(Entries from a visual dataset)
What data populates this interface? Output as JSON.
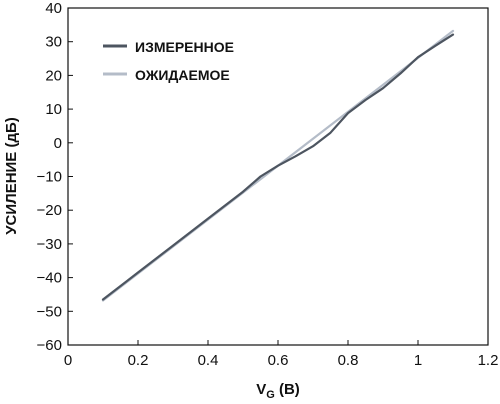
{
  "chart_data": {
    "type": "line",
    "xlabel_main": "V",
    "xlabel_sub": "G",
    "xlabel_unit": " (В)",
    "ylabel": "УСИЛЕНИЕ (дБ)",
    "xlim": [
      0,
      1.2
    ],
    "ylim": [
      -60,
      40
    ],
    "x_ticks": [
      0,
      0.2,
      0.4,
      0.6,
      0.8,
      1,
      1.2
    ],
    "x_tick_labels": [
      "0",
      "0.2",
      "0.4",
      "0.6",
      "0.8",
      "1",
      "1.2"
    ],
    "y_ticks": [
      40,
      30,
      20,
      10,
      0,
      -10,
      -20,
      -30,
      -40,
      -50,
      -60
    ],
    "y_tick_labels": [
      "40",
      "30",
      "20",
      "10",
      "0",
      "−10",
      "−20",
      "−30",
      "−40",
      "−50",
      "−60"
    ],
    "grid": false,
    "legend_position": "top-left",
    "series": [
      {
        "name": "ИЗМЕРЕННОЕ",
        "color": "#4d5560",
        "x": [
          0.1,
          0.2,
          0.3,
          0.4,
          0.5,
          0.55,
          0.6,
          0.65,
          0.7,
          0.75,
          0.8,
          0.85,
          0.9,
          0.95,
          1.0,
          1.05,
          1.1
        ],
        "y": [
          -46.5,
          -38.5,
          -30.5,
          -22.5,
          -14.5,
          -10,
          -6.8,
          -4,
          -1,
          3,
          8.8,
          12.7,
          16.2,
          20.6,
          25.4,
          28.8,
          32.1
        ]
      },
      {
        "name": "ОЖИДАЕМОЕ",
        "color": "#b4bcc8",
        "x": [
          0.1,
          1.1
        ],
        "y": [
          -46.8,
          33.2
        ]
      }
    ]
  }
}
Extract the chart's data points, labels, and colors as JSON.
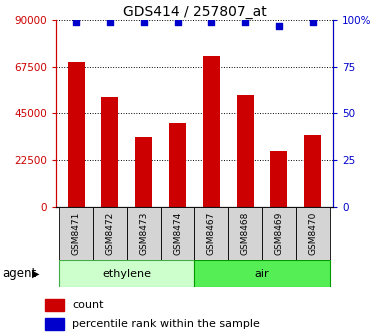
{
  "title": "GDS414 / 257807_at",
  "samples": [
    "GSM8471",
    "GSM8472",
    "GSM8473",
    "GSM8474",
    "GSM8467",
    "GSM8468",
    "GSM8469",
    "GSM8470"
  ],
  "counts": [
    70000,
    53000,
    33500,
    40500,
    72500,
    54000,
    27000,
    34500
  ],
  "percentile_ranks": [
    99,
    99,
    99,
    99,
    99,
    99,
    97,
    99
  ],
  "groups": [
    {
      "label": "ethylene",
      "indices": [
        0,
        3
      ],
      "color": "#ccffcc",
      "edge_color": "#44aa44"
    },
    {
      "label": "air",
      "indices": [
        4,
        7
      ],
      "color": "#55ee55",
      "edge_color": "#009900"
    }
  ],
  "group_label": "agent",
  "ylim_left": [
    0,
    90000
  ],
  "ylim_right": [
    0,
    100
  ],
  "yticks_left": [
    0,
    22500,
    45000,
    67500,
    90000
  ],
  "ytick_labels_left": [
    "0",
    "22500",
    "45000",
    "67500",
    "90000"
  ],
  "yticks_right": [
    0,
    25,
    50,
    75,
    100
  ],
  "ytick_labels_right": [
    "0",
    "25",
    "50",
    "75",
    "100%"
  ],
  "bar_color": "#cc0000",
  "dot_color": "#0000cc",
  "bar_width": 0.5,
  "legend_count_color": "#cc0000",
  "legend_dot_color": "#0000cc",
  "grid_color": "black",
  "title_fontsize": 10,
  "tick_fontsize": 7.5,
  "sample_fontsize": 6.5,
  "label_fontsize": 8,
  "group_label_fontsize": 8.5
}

**Stated problem:** Please repeat the entries exactly. Do not include the pictures.

**Completed exercise:**
What data populates this interface? Output as JSON.
{
  "chart_data": {
    "type": "line",
    "xlabel_main": "V",
    "xlabel_sub": "G",
    "xlabel_unit": " (В)",
    "ylabel": "УСИЛЕНИЕ (дБ)",
    "xlim": [
      0,
      1.2
    ],
    "ylim": [
      -60,
      40
    ],
    "x_ticks": [
      0,
      0.2,
      0.4,
      0.6,
      0.8,
      1,
      1.2
    ],
    "x_tick_labels": [
      "0",
      "0.2",
      "0.4",
      "0.6",
      "0.8",
      "1",
      "1.2"
    ],
    "y_ticks": [
      40,
      30,
      20,
      10,
      0,
      -10,
      -20,
      -30,
      -40,
      -50,
      -60
    ],
    "y_tick_labels": [
      "40",
      "30",
      "20",
      "10",
      "0",
      "−10",
      "−20",
      "−30",
      "−40",
      "−50",
      "−60"
    ],
    "grid": false,
    "legend_position": "top-left",
    "series": [
      {
        "name": "ИЗМЕРЕННОЕ",
        "color": "#4d5560",
        "x": [
          0.1,
          0.2,
          0.3,
          0.4,
          0.5,
          0.55,
          0.6,
          0.65,
          0.7,
          0.75,
          0.8,
          0.85,
          0.9,
          0.95,
          1.0,
          1.05,
          1.1
        ],
        "y": [
          -46.5,
          -38.5,
          -30.5,
          -22.5,
          -14.5,
          -10,
          -6.8,
          -4,
          -1,
          3,
          8.8,
          12.7,
          16.2,
          20.6,
          25.4,
          28.8,
          32.1
        ]
      },
      {
        "name": "ОЖИДАЕМОЕ",
        "color": "#b4bcc8",
        "x": [
          0.1,
          1.1
        ],
        "y": [
          -46.8,
          33.2
        ]
      }
    ]
  }
}
Extract the chart's data points, labels, and colors as JSON.
{
  "title": "GDS414 / 257807_at",
  "samples": [
    "GSM8471",
    "GSM8472",
    "GSM8473",
    "GSM8474",
    "GSM8467",
    "GSM8468",
    "GSM8469",
    "GSM8470"
  ],
  "counts": [
    70000,
    53000,
    33500,
    40500,
    72500,
    54000,
    27000,
    34500
  ],
  "percentile_ranks": [
    99,
    99,
    99,
    99,
    99,
    99,
    97,
    99
  ],
  "groups": [
    {
      "label": "ethylene",
      "indices": [
        0,
        3
      ],
      "color": "#ccffcc",
      "edge_color": "#44aa44"
    },
    {
      "label": "air",
      "indices": [
        4,
        7
      ],
      "color": "#55ee55",
      "edge_color": "#009900"
    }
  ],
  "group_label": "agent",
  "ylim_left": [
    0,
    90000
  ],
  "ylim_right": [
    0,
    100
  ],
  "yticks_left": [
    0,
    22500,
    45000,
    67500,
    90000
  ],
  "ytick_labels_left": [
    "0",
    "22500",
    "45000",
    "67500",
    "90000"
  ],
  "yticks_right": [
    0,
    25,
    50,
    75,
    100
  ],
  "ytick_labels_right": [
    "0",
    "25",
    "50",
    "75",
    "100%"
  ],
  "bar_color": "#cc0000",
  "dot_color": "#0000cc",
  "bar_width": 0.5,
  "legend_count_color": "#cc0000",
  "legend_dot_color": "#0000cc",
  "grid_color": "black",
  "title_fontsize": 10,
  "tick_fontsize": 7.5,
  "sample_fontsize": 6.5,
  "label_fontsize": 8,
  "group_label_fontsize": 8.5
}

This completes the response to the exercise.